____ Dataset content

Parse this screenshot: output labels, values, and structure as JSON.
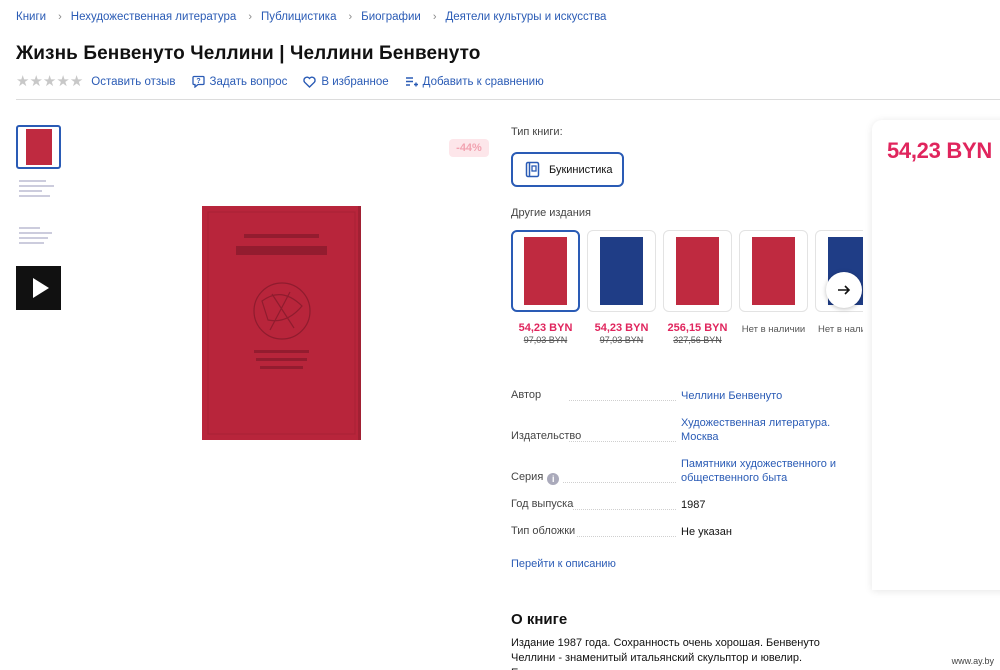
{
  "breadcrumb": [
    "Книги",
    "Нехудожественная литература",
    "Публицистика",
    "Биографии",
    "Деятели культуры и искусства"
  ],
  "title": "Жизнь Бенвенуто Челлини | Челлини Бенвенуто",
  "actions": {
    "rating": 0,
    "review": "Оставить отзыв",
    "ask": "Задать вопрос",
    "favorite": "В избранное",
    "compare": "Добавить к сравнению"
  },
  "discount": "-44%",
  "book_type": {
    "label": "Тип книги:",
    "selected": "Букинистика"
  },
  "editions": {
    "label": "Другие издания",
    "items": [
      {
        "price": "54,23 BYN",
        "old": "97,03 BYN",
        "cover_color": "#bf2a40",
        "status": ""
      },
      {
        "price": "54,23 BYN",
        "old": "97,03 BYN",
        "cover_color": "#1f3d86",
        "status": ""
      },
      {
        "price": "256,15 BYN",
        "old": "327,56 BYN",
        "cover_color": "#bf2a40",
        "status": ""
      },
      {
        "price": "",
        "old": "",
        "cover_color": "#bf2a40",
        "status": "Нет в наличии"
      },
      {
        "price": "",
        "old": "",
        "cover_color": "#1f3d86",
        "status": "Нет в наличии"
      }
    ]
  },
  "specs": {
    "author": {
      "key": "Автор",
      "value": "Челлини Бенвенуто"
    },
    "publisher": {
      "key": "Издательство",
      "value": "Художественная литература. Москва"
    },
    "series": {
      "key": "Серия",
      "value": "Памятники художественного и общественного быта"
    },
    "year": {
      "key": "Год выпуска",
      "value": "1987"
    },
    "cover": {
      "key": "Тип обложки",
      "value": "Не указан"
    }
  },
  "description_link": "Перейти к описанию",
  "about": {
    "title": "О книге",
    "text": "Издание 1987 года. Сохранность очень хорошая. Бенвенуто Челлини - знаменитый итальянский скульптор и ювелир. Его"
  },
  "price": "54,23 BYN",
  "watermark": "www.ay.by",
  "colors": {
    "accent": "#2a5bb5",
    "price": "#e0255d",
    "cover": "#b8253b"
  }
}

________

→ **What the task asks**
Your job is to transcribe the entries above exactly; skip the pictures.

→ **Solution to the problem**
Parse this screenshot: output labels, values, and structure as JSON.
{
  "breadcrumb": [
    "Книги",
    "Нехудожественная литература",
    "Публицистика",
    "Биографии",
    "Деятели культуры и искусства"
  ],
  "title": "Жизнь Бенвенуто Челлини | Челлини Бенвенуто",
  "actions": {
    "rating": 0,
    "review": "Оставить отзыв",
    "ask": "Задать вопрос",
    "favorite": "В избранное",
    "compare": "Добавить к сравнению"
  },
  "discount": "-44%",
  "book_type": {
    "label": "Тип книги:",
    "selected": "Букинистика"
  },
  "editions": {
    "label": "Другие издания",
    "items": [
      {
        "price": "54,23 BYN",
        "old": "97,03 BYN",
        "cover_color": "#bf2a40",
        "status": ""
      },
      {
        "price": "54,23 BYN",
        "old": "97,03 BYN",
        "cover_color": "#1f3d86",
        "status": ""
      },
      {
        "price": "256,15 BYN",
        "old": "327,56 BYN",
        "cover_color": "#bf2a40",
        "status": ""
      },
      {
        "price": "",
        "old": "",
        "cover_color": "#bf2a40",
        "status": "Нет в наличии"
      },
      {
        "price": "",
        "old": "",
        "cover_color": "#1f3d86",
        "status": "Нет в наличии"
      }
    ]
  },
  "specs": {
    "author": {
      "key": "Автор",
      "value": "Челлини Бенвенуто"
    },
    "publisher": {
      "key": "Издательство",
      "value": "Художественная литература. Москва"
    },
    "series": {
      "key": "Серия",
      "value": "Памятники художественного и общественного быта"
    },
    "year": {
      "key": "Год выпуска",
      "value": "1987"
    },
    "cover": {
      "key": "Тип обложки",
      "value": "Не указан"
    }
  },
  "description_link": "Перейти к описанию",
  "about": {
    "title": "О книге",
    "text": "Издание 1987 года. Сохранность очень хорошая. Бенвенуто Челлини - знаменитый итальянский скульптор и ювелир. Его"
  },
  "price": "54,23 BYN",
  "watermark": "www.ay.by",
  "colors": {
    "accent": "#2a5bb5",
    "price": "#e0255d",
    "cover": "#b8253b"
  }
}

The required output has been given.